Raw records:
((
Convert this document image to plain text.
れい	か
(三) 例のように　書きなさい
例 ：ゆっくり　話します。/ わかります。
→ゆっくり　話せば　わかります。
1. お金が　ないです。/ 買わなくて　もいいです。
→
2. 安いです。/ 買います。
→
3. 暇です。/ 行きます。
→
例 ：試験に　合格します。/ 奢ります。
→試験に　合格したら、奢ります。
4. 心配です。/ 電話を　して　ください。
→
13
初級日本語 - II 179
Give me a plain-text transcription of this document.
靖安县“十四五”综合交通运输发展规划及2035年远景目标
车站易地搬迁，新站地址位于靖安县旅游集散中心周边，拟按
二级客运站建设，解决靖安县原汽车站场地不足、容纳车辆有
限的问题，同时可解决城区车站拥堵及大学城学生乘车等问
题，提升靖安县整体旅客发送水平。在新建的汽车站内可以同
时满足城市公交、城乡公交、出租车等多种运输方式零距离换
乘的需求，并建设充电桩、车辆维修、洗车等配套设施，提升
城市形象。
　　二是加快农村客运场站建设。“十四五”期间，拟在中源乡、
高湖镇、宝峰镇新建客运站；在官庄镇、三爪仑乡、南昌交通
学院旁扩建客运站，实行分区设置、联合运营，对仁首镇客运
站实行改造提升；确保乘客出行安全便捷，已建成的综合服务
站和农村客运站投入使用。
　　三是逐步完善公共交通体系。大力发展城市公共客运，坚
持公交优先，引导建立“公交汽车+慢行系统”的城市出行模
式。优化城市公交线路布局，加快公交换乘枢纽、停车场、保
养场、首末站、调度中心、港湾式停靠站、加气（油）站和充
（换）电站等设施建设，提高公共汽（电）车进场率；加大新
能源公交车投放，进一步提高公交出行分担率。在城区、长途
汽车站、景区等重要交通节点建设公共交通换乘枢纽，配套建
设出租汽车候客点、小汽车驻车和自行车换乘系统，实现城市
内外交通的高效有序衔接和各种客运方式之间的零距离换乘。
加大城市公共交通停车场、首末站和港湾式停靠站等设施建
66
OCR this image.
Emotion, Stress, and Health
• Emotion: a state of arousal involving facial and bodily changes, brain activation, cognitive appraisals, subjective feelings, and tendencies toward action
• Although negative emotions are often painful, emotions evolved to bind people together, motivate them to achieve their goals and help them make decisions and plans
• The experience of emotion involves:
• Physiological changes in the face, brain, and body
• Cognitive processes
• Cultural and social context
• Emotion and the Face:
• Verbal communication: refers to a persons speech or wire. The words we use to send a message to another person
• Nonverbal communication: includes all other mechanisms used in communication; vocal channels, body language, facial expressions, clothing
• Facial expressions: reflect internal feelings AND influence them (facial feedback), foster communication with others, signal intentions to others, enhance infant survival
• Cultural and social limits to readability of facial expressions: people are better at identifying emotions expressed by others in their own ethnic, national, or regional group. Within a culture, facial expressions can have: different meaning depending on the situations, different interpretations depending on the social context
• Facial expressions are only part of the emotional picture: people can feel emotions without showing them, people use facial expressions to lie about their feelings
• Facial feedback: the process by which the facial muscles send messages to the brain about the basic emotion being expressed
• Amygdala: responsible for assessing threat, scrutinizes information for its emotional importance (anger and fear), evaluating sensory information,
))
**Given request:**
Extract each line holding the string "body".

**Problem solution:**
• Physiological changes in the face, brain, and body
• Nonverbal communication: includes all other mechanisms used in communication; vocal channels, body language, facial expressions, clothing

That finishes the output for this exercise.